_GOAL_.
Of the lines in the listing below, how many hold "More"? Answer with the number only.

_RECORDS SUPPLIED_.
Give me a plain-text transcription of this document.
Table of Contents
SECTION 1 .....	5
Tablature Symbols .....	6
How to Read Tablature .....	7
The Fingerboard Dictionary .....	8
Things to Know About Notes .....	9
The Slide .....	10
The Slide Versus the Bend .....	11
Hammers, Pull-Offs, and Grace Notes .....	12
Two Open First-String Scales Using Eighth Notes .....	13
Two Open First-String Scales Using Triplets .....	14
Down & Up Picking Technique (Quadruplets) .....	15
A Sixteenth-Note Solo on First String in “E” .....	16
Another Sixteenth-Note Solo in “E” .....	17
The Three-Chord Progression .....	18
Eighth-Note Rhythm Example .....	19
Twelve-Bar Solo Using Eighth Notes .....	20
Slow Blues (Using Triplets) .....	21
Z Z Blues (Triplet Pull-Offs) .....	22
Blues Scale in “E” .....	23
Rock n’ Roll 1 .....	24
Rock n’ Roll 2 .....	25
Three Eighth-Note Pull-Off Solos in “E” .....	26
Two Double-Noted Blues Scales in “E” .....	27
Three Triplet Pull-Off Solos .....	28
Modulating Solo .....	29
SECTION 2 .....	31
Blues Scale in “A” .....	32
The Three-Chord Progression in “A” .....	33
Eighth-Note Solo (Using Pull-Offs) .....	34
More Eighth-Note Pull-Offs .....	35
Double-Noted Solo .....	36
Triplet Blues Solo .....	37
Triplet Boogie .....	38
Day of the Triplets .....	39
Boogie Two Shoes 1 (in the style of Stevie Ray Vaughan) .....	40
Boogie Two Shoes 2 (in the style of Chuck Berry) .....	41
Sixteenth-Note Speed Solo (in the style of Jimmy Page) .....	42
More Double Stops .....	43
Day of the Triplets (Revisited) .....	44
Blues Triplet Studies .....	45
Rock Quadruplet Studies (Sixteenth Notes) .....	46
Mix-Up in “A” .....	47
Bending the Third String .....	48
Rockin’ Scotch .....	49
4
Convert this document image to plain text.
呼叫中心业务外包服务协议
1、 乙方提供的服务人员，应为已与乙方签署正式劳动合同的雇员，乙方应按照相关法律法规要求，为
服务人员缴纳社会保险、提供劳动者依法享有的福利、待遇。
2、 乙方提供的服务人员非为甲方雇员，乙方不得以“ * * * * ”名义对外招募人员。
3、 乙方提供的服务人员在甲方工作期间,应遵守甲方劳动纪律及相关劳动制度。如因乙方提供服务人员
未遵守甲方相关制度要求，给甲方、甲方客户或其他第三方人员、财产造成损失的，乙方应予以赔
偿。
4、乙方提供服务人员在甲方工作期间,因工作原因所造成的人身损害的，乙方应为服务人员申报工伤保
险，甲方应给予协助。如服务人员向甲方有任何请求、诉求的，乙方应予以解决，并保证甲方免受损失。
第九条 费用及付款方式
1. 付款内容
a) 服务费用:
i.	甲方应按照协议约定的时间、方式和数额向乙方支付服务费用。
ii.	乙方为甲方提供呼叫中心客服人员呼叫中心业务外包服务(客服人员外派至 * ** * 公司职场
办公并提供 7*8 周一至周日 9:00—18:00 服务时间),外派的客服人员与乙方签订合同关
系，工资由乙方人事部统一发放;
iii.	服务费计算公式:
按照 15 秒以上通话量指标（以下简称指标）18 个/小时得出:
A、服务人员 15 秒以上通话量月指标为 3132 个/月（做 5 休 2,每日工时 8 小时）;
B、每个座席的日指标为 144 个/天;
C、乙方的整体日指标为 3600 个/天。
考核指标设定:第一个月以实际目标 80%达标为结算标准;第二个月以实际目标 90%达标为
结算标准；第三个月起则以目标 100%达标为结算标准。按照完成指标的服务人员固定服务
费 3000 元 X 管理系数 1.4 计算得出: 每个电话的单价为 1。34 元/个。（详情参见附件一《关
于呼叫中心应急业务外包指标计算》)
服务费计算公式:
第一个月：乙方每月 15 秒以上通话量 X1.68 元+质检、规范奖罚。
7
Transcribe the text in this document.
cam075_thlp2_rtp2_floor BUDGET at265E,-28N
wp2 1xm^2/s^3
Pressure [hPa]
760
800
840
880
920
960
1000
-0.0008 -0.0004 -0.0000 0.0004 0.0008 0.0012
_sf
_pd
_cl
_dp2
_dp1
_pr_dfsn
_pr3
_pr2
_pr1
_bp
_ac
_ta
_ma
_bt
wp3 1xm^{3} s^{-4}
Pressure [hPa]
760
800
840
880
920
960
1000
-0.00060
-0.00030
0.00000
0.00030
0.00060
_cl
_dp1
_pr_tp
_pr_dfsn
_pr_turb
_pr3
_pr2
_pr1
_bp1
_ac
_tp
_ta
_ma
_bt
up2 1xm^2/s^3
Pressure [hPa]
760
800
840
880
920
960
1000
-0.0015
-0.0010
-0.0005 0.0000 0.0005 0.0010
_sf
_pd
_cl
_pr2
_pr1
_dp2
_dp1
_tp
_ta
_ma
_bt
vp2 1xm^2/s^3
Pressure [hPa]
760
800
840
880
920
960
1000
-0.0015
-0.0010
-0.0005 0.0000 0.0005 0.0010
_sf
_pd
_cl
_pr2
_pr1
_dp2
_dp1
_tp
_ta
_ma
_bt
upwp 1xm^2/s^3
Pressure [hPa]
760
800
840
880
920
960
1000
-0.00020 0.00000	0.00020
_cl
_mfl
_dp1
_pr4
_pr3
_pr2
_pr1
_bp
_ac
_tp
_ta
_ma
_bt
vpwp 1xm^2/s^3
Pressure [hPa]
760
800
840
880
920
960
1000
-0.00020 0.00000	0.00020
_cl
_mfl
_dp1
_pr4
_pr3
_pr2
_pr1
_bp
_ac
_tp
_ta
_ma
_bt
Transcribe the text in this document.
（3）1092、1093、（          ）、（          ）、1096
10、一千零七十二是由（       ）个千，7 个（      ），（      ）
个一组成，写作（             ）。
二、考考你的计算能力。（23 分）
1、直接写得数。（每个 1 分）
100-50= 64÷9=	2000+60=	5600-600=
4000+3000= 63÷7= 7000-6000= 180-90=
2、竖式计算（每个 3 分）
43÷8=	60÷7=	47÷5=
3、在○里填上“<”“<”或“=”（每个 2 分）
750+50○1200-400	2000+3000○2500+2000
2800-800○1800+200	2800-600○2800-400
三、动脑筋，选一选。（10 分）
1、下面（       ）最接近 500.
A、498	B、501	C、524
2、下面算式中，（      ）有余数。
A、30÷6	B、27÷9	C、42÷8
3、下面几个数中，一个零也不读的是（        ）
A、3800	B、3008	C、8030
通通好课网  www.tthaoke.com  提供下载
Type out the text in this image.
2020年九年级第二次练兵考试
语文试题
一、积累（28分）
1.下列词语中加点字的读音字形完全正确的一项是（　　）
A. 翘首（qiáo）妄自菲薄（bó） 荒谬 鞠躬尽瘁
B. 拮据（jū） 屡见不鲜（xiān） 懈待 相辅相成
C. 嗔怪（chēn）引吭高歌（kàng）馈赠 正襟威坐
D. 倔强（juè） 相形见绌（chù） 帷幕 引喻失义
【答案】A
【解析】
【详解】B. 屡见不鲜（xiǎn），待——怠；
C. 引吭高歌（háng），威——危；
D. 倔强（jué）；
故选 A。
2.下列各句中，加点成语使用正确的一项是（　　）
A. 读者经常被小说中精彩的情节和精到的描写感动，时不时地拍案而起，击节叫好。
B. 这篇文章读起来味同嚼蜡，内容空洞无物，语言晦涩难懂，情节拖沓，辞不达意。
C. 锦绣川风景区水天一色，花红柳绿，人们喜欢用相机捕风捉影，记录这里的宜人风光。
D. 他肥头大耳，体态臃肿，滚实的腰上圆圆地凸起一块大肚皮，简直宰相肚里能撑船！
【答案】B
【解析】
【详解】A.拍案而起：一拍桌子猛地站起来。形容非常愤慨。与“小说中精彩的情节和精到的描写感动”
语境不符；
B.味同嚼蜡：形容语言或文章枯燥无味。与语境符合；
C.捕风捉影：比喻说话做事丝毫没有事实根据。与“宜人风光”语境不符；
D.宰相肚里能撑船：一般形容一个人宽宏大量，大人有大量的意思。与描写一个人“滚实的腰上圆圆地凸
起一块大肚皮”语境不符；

_RESPONSE TO THE EXERCISE_.
2